§ AIM
Please set out the lines below as a JSON list of strings, with one string per line and no blank lines. Leave the pictures out.

(Records taken from a collection)
****************
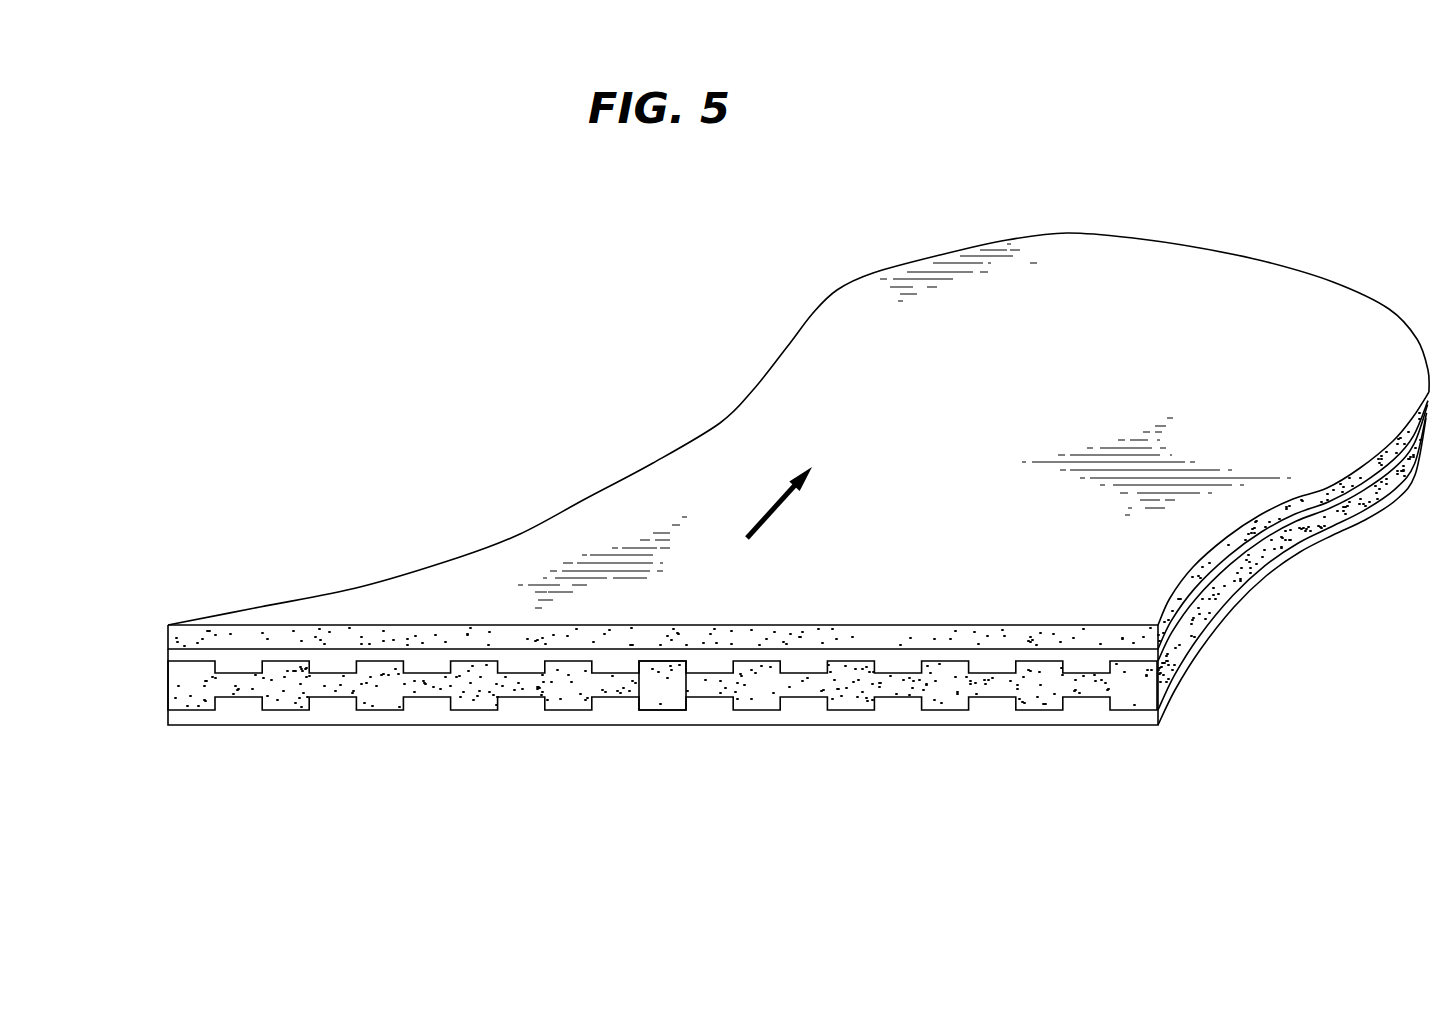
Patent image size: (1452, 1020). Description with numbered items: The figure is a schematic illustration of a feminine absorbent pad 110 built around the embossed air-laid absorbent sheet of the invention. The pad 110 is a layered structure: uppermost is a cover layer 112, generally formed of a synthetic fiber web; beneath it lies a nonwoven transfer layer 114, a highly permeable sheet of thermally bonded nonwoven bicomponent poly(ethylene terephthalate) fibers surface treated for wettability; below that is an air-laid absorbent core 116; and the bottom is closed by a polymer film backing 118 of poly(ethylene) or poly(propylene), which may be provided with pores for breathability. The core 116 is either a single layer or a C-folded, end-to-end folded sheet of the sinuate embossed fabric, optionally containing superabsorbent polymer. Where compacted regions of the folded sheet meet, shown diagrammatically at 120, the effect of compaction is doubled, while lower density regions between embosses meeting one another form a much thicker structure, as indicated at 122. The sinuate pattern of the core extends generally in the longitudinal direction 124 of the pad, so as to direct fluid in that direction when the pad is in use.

The pad 110 is at (667, 344).
The cover layer 112 is at (202, 622).
The nonwoven transfer layer 114 is at (185, 635).
The air-laid absorbent core 116 is at (1305, 520).
The polymer film backing 118 is at (1195, 653).
The meeting compacted regions 120 is at (611, 697).
The thicker lower density structure 122 is at (656, 711).
The longitudinal direction 124 is at (757, 518).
****************
§ RESPONSE TO THE EXERCISE
[
  "Patent image size: (1452, 1020). Description with numbered items: The figure is a schematic illustration of a feminine absorbent pad 110 built around the embossed air-laid absorbent sheet of the invention. The pad 110 is a layered structure: uppermost is a cover layer 112, generally formed of a synthetic fiber web; beneath it lies a nonwoven transfer layer 114, a highly permeable sheet of thermally bonded nonwoven bicomponent poly(ethylene terephthalate) fibers surface treated for wettability; below that is an air-laid absorbent core 116; and the bottom is closed by a polymer film backing 118 of poly(ethylene) or poly(propylene), which may be provided with pores for breathability. The core 116 is either a single layer or a C-folded, end-to-end folded sheet of the sinuate embossed fabric, optionally containing superabsorbent polymer. Where compacted regions of the folded sheet meet, shown diagrammatically at 120, the effect of compaction is doubled, while lower density regions between embosses meeting one another form a much thicker structure, as indicated at 122. The sinuate pattern of the core extends generally in the longitudinal direction 124 of the pad, so as to direct fluid in that direction when the pad is in use.",
  "The pad 110 is at (667, 344).",
  "The cover layer 112 is at (202, 622).",
  "The nonwoven transfer layer 114 is at (185, 635).",
  "The air-laid absorbent core 116 is at (1305, 520).",
  "The polymer film backing 118 is at (1195, 653).",
  "The meeting compacted regions 120 is at (611, 697).",
  "The thicker lower density structure 122 is at (656, 711).",
  "The longitudinal direction 124 is at (757, 518)."
]